— begin SELECTED PASSAGE —

There are quite a few differences between financing a car and leasing one. Leasing and buying both allow you to finance a vehicle, but that's basically where the similarities end.
Leasing a car is typically considered to be more affordable than buying a vehicle because you're not paying for the entire price of the car, only the portion of it you use. A lease term is usually shorter than a loan term, and the monthly payment is often lower. Of course, you have to qualify for a lease first – which isn't always easy when you're working with poor credit.
Generally speaking, it’s easier to buy a car with bad credit than it is to lease, but some leasing companies approve bad credit consumers. If you’re on the fence about whether or not you should lease or buy, keep reading to see the differences between the two. Let us explain.
Differences Between Auto Loans and Leasing
Leasing a car is a different ball game than buying, and it's normally only available to borrowers with good credit scores.
Here are the main differences if you’re considering leasing instead of buying:
- Your name isn’t on the leased vehicle’s title
- Lessees are rarely required to make a down payment
- Leased cars have mileage limits
- You may be required to pay a refundable security deposit
- Lease payments are generally lower than financing a vehicle
While there are a handful of differences, financed vehicles and leased cars have some similarities. If you lease, prepare to pay for full coverage auto insurance, title and license fees, and a dealer’s doc fee – just like financing.
Additionally, a good payment history on a lease can build or repair your credit score since leases are reported to the credit bureaus.
Leased vehicles are usually new cars, which gives them a higher initial manufacturer-suggested retail price in many cases. This means they start at a higher price than some of the used vehicles you may be able to finance with an auto loan.
Most lessees are looking to drive a new vehicle with a smaller monthly payment. It’s different from financing, in that you’re only paying for the time you have it – not the full value of the car. Most leases typically last from 24 to 36 months, depending on the leasing company, and your personal preferences, whereas loans are typically 48 to 84 months long.

— end SELECTED PASSAGE —
— begin LISTED ENTRIES —

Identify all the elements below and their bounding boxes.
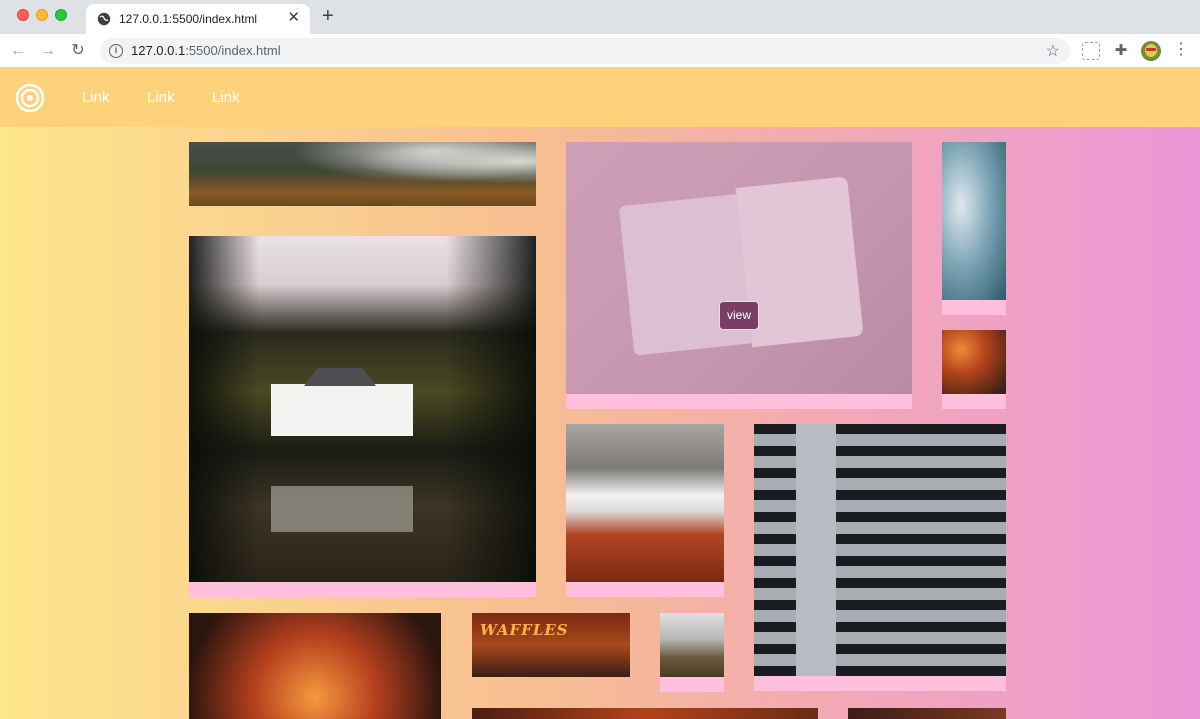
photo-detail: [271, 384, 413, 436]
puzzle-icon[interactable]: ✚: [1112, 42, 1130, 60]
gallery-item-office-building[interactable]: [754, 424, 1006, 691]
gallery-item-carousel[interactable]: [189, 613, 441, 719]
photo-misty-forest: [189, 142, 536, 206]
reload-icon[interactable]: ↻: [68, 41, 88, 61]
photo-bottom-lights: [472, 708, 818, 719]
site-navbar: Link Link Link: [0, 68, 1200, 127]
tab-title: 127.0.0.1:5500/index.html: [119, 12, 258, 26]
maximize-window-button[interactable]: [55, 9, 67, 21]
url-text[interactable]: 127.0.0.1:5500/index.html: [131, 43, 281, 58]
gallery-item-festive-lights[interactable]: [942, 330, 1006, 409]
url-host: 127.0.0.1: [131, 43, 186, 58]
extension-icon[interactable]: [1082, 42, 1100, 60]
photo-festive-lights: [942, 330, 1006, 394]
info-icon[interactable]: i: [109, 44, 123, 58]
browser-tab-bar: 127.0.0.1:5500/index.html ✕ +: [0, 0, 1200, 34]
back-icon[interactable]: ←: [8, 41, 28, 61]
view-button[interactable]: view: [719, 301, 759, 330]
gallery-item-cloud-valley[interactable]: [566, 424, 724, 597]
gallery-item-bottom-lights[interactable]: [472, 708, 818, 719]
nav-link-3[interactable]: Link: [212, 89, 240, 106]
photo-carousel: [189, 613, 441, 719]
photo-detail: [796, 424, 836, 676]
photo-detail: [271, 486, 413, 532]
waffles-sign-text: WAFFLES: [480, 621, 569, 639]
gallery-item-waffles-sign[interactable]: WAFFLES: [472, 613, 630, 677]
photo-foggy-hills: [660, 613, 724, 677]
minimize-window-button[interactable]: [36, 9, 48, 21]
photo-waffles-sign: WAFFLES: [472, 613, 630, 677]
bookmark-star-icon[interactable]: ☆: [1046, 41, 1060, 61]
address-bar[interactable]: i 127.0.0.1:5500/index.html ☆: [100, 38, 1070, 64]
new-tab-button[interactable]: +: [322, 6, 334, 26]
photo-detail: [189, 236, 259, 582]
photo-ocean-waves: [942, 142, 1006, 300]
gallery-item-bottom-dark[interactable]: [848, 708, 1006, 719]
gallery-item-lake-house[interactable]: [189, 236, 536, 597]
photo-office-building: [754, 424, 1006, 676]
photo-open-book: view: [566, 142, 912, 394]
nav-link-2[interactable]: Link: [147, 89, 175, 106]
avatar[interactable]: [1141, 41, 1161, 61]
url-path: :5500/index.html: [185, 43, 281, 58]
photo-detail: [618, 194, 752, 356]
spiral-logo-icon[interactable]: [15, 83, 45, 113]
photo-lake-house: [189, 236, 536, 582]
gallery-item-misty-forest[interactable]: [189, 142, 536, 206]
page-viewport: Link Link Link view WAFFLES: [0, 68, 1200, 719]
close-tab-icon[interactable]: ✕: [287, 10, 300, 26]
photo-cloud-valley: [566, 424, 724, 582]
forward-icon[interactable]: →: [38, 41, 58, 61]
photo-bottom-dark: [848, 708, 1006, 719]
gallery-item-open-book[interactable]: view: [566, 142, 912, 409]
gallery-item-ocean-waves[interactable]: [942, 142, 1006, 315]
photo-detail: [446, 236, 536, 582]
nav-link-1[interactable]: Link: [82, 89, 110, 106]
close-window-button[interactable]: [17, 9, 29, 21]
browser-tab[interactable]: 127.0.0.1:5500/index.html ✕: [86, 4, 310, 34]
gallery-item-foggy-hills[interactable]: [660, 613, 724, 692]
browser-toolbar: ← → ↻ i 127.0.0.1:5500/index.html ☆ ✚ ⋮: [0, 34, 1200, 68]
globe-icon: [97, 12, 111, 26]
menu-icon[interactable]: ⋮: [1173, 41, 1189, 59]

— end LISTED ENTRIES —
— begin LISTED ENTRIES —

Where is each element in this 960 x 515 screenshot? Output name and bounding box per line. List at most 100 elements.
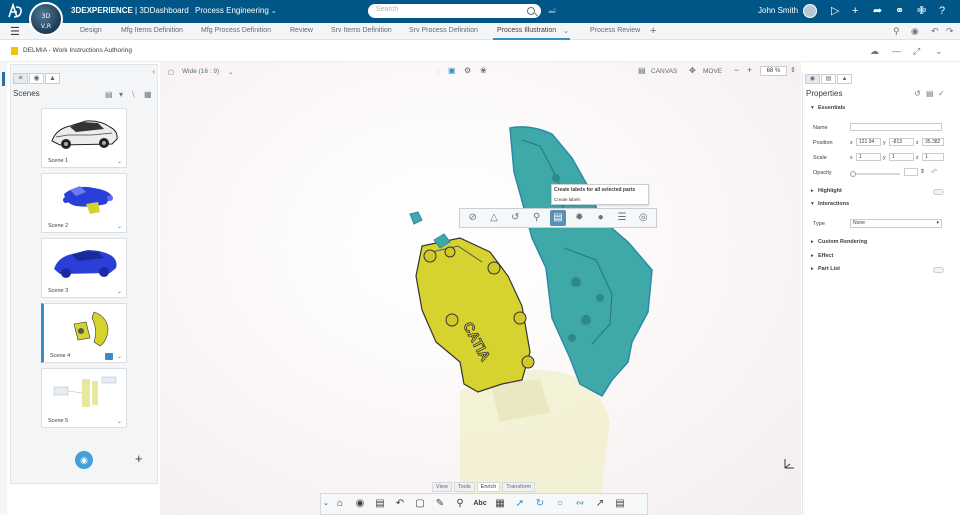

— end LISTED ENTRIES —

__EXERCISE SET__.
1) According to the car leasing text, how long do most leases typically last?
2) List the main differences the car leasing text gives for leasing a vehicle instead of buying one.
3) Transcribe the stretch of the car leasing text from "There are quite" through "with poor credit.".
The material is separate from the car leasing text.

__PER-TASK ANSWERS__.
1) 24 to 36 months

2)
- Your name isn't on the leased vehicle's title
- Lessees are rarely required to make a down payment
- Leased cars have mileage limits
- You may be required to pay a refundable security deposit
- Lease payments are generally lower than financing a vehicle

3)
There are quite a few differences between financing a car and leasing one. Leasing and buying both allow you to finance a vehicle, but that's basically where the similarities end.
Leasing a car is typically considered to be more affordable than buying a vehicle because you're not paying for the entire price of the car, only the portion of it you use. A lease term is usually shorter than a loan term, and the monthly payment is often lower. Of course, you have to qualify for a lease first – which isn't always easy when you're working with poor credit.